- _WHAT IS NEEDED_:
Please output, word for word, the part of the bioprocess digitalization text that opens with the words containing "Digitalization holds great" and closes with "facets of bioproduction.".

- _EXCERPT PROVIDED_:
Digitalization holds great promise for increasing the efficiency, quality, and reproducibility of upstream bioprocessing. From automating a bioprocess run, process optimization through modeling and statistical methods, digital solutions for equipment maintenance, and cloud-based data handling, digitalization can benefit many facets of bioproduction.

An eBook produced in partnership between Eppendorf and GEN (Genetic Engineering & Biotechnology News) explores the value and adoption of bioprocess digitalization with articles on the people behind the digital tools, examples of process automation and how AI can transform bioprocessing workflows.

People are the Key to Digital Evolution of Biopharma

There is a clear trend towards the adoption of digital manufacturing in the biopharmaceutical industry, with experts citing globalization, supply chain complexity, price, and cost pressure as key drivers for embracing this innovation. Véronique Chotteau, PhD, of Sweden’s Royal Institute of Technology (KTH) cell technology group, says the newfound willingness to invest in innovative manufacturing technologies reflects the emergence of a new generation of executives who understand their benefits for complex cell-based bioproduction. As well, increasing interest in continuous bioprocesses require advanced tools for on/in-line monitoring (process analytical technology) and feedback controls compared to legacy batch operation.

[Dataset entries]

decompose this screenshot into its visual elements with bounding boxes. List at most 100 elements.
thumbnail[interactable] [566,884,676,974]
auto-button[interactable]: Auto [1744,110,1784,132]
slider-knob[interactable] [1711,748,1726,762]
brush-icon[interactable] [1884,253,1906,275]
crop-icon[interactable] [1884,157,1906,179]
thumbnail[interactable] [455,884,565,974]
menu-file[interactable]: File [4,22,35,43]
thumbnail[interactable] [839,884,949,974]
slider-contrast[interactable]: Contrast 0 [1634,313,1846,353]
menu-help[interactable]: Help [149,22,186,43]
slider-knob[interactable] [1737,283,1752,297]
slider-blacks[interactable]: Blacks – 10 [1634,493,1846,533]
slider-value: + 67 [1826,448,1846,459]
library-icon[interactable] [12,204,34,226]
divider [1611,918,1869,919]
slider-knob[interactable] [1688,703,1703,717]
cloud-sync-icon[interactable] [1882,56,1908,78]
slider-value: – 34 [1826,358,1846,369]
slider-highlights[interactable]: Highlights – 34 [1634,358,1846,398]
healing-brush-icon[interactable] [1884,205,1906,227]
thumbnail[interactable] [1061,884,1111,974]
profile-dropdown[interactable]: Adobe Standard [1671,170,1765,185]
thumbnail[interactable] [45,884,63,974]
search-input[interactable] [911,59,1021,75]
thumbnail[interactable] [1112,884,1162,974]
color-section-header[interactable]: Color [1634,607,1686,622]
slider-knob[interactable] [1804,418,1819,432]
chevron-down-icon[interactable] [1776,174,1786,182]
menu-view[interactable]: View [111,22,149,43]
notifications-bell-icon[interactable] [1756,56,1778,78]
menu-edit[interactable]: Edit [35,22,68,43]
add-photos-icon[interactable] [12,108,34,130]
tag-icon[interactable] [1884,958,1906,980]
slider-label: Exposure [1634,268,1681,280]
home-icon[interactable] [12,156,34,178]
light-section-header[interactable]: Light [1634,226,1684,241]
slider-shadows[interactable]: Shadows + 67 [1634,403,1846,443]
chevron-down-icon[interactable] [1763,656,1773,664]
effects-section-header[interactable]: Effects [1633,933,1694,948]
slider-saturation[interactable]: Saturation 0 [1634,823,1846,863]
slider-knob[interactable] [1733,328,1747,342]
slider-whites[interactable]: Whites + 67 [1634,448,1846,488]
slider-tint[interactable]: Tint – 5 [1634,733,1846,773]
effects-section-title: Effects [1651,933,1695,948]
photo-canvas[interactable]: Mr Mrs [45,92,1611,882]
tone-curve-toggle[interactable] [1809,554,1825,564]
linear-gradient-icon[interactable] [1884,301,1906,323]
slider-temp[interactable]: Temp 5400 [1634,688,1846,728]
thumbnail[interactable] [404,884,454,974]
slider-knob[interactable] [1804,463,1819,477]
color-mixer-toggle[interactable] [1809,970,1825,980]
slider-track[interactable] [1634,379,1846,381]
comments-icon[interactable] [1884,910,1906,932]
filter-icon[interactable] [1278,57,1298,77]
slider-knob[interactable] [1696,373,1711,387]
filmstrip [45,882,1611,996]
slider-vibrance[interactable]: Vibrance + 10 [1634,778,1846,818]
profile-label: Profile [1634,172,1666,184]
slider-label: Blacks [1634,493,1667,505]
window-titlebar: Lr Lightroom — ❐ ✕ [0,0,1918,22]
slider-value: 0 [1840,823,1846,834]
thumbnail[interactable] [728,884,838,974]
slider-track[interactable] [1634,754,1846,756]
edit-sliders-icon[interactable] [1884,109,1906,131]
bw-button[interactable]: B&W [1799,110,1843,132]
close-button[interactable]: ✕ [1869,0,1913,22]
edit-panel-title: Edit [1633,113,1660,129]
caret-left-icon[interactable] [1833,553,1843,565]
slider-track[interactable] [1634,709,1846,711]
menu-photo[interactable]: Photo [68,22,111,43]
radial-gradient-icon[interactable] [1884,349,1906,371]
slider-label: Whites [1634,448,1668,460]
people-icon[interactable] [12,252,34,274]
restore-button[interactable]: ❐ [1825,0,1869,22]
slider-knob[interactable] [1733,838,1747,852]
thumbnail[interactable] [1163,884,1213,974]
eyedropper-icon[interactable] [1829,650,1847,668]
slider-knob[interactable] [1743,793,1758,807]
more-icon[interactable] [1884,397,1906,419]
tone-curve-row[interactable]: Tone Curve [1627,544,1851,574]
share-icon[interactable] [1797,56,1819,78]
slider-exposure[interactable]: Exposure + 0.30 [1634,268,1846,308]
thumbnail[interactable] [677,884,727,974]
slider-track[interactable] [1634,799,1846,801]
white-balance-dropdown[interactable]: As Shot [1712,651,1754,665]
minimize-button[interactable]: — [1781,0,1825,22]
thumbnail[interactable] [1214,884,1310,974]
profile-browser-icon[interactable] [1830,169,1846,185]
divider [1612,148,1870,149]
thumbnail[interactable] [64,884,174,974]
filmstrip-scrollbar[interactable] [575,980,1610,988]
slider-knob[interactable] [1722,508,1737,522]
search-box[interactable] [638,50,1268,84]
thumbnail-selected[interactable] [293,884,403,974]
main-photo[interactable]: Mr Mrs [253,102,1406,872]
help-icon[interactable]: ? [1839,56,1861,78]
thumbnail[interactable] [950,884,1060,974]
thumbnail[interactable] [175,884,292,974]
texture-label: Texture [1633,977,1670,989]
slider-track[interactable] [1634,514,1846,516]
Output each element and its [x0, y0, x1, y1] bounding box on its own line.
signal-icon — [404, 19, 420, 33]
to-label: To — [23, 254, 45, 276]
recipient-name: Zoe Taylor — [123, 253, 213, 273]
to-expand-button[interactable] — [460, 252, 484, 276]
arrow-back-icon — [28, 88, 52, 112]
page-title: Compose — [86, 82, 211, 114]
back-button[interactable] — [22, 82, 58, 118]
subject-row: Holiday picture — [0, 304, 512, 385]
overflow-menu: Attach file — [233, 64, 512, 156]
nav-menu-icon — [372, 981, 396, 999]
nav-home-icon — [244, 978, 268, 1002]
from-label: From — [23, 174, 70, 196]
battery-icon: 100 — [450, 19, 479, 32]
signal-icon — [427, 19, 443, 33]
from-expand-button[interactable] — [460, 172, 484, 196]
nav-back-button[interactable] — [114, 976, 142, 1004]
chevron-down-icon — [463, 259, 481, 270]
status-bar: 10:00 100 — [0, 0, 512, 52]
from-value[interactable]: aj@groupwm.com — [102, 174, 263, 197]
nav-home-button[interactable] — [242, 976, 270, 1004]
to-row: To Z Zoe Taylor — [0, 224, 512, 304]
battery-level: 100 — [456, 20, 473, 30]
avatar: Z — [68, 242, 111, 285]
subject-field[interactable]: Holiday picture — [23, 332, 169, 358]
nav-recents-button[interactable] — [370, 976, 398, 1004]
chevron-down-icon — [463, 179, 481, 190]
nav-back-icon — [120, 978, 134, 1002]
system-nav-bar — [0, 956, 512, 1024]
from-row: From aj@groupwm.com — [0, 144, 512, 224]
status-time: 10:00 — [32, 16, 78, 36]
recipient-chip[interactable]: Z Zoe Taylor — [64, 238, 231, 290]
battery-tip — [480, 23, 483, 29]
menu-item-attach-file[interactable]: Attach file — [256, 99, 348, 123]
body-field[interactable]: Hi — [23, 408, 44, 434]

- _EXERCISE ANSWER_:
Digitalization holds great promise for increasing the efficiency, quality, and reproducibility of upstream bioprocessing. From automating a bioprocess run, process optimization through modeling and statistical methods, digital solutions for equipment maintenance, and cloud-based data handling, digitalization can benefit many facets of bioproduction.